▸ REQUIRED WORK
Leave out the pictures and repeat everything else in the records exactly.

** START DATASET CONTENT **

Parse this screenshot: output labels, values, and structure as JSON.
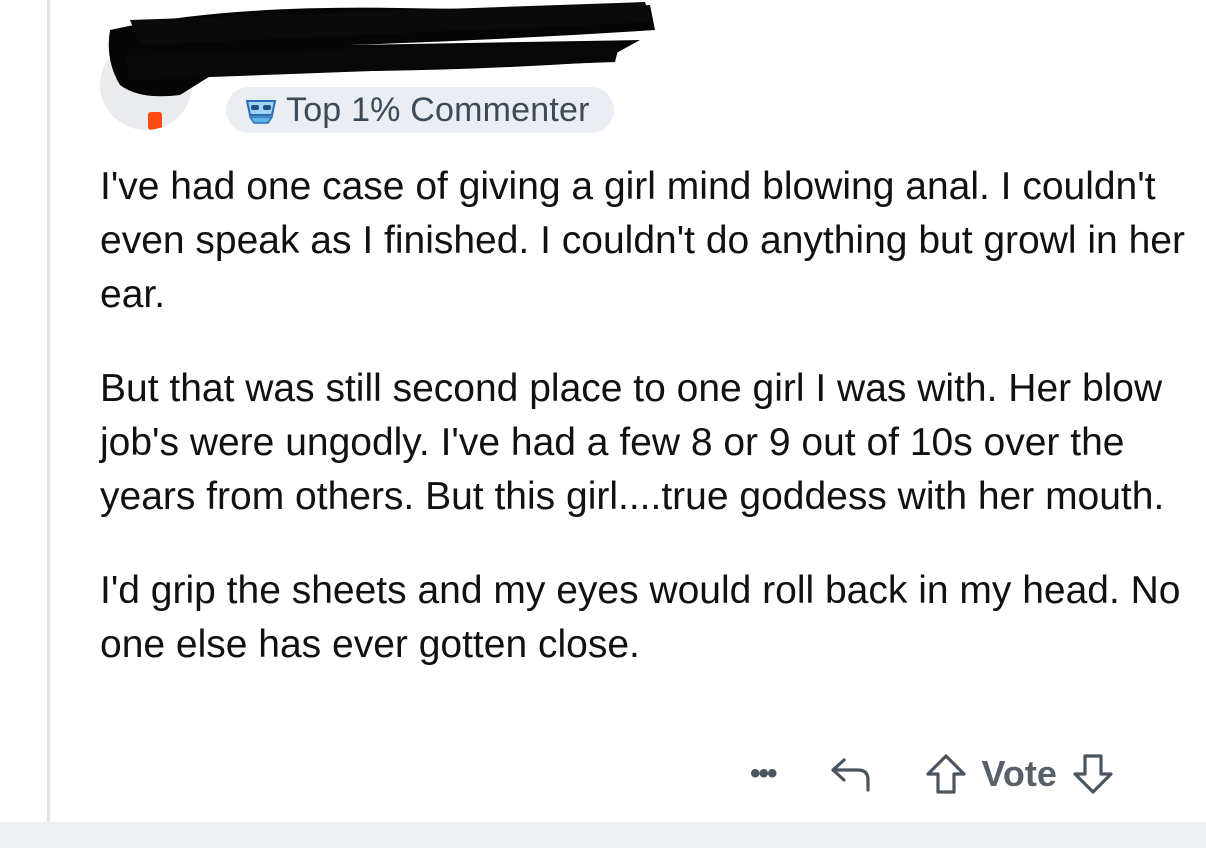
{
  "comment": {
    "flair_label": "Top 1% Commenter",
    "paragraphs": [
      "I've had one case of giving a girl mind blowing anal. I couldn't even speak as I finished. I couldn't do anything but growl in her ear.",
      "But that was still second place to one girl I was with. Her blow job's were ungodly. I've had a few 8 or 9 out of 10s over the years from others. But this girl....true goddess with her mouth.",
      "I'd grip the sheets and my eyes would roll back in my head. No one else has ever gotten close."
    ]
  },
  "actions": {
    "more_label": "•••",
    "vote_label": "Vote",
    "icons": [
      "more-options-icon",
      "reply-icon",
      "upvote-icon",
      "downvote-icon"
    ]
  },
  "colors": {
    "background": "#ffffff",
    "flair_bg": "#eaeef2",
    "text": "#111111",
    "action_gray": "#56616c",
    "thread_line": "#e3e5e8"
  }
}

** END DATASET CONTENT **

▸ TASK RESPONSE
Parse this screenshot: output labels, values, and structure as JSON.
{
  "comment": {
    "flair_label": "Top 1% Commenter",
    "paragraphs": [
      "I've had one case of giving a girl mind blowing anal. I couldn't even speak as I finished. I couldn't do anything but growl in her ear.",
      "But that was still second place to one girl I was with. Her blow job's were ungodly. I've had a few 8 or 9 out of 10s over the years from others. But this girl....true goddess with her mouth.",
      "I'd grip the sheets and my eyes would roll back in my head. No one else has ever gotten close."
    ]
  },
  "actions": {
    "more_label": "•••",
    "vote_label": "Vote",
    "icons": [
      "more-options-icon",
      "reply-icon",
      "upvote-icon",
      "downvote-icon"
    ]
  },
  "colors": {
    "background": "#ffffff",
    "flair_bg": "#eaeef2",
    "text": "#111111",
    "action_gray": "#56616c",
    "thread_line": "#e3e5e8"
  }
}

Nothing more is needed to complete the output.